| Exercise |
Search the material below for the word "right". Copy every line that has it.
+++ Dataset extract
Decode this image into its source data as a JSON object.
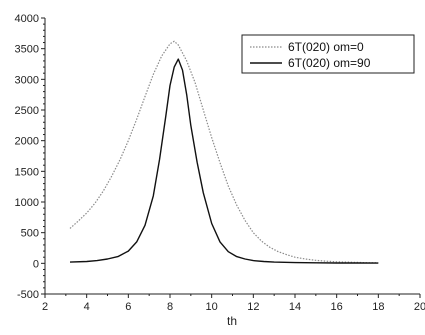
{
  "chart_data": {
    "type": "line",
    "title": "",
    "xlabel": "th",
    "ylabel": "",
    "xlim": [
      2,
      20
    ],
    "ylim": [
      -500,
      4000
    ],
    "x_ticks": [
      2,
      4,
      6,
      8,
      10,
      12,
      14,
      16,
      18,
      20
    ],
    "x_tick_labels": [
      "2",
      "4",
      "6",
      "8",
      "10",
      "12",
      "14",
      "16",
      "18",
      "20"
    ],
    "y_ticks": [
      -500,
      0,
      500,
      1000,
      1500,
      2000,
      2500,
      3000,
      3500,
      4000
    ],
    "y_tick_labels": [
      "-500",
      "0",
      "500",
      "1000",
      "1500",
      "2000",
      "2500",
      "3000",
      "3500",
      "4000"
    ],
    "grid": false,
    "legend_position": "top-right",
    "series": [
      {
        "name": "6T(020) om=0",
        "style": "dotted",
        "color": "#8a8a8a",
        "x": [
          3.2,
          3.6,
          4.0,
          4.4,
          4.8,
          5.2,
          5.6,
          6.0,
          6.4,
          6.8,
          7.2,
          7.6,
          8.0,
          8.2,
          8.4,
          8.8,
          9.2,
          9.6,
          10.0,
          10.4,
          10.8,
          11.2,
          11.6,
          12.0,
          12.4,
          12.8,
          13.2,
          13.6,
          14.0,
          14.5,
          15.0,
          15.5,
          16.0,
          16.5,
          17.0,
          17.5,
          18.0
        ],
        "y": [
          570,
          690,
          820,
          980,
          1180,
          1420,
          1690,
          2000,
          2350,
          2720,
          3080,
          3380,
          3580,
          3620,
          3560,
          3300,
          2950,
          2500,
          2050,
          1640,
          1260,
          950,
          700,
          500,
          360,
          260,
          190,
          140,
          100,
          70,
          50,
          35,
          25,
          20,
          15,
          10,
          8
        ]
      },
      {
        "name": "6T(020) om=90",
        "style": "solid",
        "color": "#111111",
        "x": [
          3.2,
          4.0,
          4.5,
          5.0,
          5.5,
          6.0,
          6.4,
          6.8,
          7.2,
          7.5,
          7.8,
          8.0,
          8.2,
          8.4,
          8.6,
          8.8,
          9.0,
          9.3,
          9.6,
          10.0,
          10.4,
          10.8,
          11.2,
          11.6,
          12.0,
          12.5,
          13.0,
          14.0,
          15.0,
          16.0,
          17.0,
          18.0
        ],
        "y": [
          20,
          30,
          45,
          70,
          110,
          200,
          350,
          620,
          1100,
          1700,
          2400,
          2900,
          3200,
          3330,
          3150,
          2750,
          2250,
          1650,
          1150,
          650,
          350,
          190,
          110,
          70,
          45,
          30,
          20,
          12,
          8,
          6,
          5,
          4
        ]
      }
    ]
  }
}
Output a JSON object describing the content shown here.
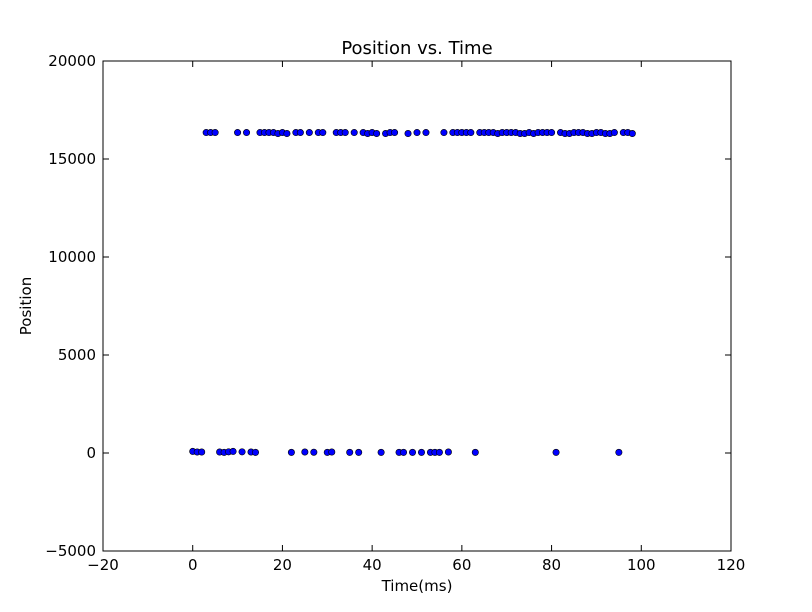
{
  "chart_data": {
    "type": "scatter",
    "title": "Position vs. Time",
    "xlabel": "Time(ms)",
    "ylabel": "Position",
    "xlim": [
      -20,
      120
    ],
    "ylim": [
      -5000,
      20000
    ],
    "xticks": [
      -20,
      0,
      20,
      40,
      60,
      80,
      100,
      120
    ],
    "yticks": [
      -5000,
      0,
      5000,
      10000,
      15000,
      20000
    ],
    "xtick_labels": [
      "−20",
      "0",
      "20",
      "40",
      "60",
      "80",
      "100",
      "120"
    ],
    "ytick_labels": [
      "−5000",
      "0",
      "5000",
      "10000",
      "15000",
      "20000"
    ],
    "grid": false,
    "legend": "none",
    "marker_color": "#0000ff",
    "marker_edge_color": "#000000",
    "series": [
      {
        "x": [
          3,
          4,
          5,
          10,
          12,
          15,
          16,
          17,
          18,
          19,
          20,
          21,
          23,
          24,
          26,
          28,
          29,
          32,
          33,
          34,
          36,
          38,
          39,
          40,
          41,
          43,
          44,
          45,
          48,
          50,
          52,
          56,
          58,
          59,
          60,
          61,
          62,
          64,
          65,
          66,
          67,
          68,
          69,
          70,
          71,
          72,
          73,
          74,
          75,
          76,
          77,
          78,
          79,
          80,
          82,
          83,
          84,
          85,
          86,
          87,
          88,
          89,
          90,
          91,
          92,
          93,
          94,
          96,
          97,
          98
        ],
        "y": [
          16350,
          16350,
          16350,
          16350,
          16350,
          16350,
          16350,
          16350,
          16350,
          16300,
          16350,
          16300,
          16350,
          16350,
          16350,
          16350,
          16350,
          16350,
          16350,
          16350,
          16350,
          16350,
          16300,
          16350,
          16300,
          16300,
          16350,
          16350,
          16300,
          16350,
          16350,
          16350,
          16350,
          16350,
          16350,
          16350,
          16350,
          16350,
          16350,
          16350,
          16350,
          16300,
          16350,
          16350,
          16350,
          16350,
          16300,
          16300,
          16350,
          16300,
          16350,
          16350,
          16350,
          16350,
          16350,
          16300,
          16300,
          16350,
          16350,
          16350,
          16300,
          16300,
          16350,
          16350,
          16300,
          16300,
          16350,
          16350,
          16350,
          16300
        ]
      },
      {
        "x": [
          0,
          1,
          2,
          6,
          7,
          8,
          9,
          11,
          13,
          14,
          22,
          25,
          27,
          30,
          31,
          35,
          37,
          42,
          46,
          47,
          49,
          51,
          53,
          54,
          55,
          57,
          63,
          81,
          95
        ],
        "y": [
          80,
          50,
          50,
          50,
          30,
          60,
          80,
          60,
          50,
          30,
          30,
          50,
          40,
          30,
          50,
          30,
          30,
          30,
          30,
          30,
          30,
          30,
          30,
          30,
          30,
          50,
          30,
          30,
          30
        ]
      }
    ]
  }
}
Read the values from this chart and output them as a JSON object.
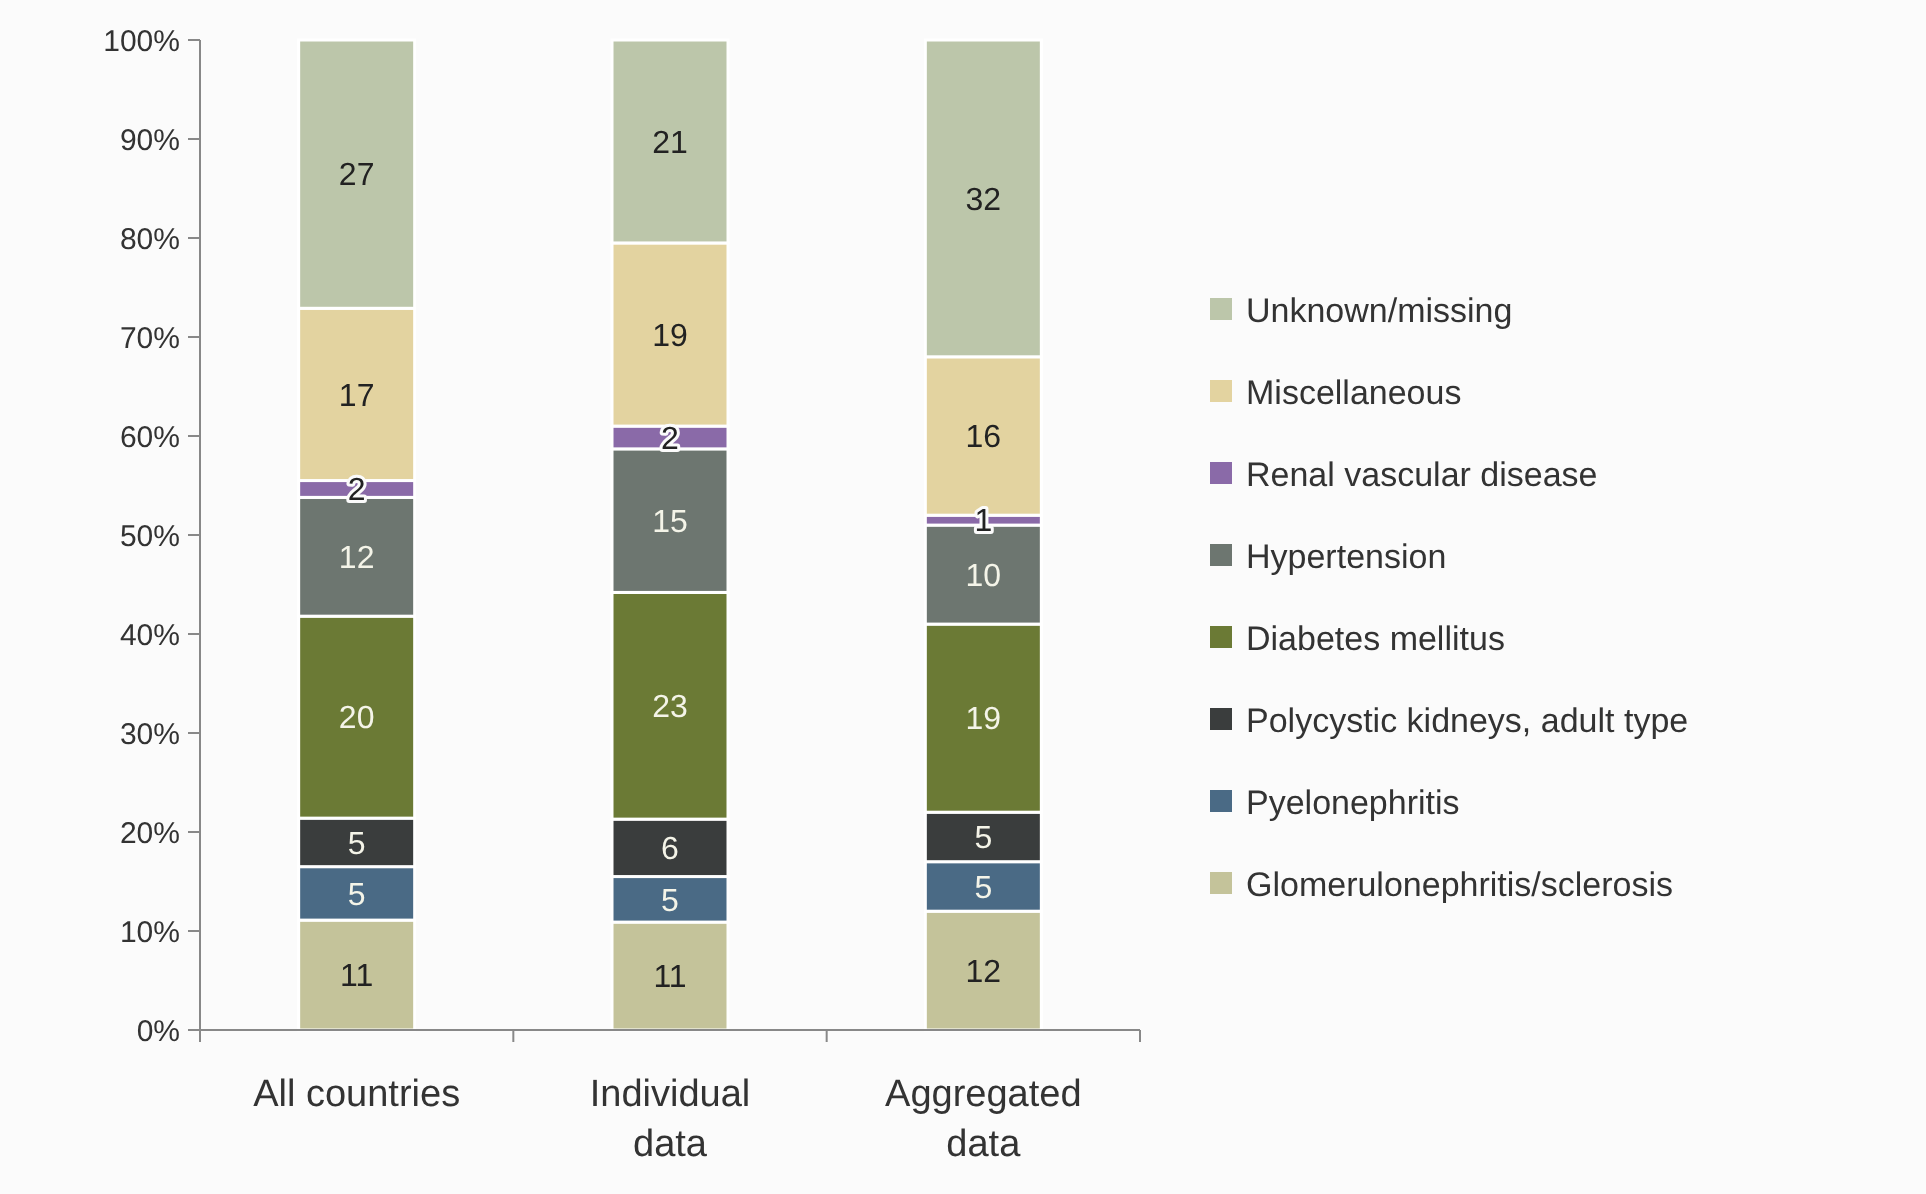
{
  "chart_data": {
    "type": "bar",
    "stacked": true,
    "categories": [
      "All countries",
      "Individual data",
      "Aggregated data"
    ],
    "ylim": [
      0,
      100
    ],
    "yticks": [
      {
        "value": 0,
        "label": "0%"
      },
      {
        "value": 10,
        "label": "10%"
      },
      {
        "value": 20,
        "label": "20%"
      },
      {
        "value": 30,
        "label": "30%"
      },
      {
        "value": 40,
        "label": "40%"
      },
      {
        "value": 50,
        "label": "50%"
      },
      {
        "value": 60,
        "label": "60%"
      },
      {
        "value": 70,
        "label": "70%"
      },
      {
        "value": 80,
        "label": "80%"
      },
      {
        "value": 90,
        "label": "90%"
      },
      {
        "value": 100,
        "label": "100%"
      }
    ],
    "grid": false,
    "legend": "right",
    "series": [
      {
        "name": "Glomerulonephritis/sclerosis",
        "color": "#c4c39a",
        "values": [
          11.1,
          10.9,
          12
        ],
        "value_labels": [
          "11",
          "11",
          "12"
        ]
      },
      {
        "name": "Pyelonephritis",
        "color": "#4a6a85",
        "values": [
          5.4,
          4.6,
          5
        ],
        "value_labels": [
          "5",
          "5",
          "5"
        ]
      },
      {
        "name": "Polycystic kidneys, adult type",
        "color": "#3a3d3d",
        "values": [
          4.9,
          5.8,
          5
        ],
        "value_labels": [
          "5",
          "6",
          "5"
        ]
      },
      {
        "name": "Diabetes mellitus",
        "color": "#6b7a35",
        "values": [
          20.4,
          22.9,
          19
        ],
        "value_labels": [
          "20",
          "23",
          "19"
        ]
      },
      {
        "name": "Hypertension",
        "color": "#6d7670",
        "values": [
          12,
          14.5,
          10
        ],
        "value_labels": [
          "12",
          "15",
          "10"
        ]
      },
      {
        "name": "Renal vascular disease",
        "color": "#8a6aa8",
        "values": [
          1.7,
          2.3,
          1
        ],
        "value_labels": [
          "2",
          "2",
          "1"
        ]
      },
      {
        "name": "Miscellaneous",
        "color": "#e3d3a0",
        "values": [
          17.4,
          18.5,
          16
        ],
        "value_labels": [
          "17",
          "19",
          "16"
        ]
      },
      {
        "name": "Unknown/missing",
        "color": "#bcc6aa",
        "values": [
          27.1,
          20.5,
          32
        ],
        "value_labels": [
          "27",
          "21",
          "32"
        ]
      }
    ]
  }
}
++++++
| Task result |
    "legend_position": "top-right",
    "legend": "right",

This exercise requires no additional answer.